## [Stated exercise]
Do any lines in the data below contain "cavité"? If so, copy every one of them.

##########

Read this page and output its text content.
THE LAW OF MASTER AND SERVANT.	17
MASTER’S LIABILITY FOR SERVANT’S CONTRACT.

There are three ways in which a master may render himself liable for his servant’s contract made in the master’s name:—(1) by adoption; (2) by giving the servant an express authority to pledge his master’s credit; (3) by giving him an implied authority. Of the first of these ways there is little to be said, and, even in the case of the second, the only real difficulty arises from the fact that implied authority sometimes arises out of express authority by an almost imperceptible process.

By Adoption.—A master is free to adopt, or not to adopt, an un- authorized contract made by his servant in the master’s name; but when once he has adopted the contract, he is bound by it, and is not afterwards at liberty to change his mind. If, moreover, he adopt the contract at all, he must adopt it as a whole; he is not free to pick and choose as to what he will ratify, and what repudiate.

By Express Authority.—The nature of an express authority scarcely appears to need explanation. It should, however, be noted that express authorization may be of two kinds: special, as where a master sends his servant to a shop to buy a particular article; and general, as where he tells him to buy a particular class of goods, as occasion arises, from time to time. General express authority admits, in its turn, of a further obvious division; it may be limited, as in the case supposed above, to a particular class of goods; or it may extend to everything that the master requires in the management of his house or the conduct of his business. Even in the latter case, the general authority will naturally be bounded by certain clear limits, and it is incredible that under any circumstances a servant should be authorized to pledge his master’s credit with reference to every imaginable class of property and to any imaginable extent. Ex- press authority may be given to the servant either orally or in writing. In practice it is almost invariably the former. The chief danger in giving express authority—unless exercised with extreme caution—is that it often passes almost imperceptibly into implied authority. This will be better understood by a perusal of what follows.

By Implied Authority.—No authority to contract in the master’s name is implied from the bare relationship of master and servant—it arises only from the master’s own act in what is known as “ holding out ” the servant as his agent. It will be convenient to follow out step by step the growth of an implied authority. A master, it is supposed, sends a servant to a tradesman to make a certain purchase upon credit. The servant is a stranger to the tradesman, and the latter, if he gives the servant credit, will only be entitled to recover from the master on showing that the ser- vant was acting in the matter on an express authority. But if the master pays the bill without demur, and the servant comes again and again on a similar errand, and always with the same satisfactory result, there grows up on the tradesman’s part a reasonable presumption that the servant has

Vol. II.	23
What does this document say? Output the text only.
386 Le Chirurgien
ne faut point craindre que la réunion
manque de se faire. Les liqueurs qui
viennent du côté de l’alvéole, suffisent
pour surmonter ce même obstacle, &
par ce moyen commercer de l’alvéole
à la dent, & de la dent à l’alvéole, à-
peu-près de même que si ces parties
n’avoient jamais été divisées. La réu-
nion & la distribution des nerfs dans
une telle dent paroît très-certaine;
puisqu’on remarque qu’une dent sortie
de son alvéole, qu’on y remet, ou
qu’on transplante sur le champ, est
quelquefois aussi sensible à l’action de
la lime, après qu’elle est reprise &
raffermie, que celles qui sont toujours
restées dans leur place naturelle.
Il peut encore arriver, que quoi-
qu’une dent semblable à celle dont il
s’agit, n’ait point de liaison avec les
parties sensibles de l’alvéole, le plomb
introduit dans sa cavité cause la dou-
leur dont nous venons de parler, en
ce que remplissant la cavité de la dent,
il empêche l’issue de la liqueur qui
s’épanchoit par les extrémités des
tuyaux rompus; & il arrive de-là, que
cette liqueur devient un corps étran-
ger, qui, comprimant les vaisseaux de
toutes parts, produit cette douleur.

##########

## [Task response]
introduit dans sa cavité cause la dou-
ce que remplissant la cavité de la dent,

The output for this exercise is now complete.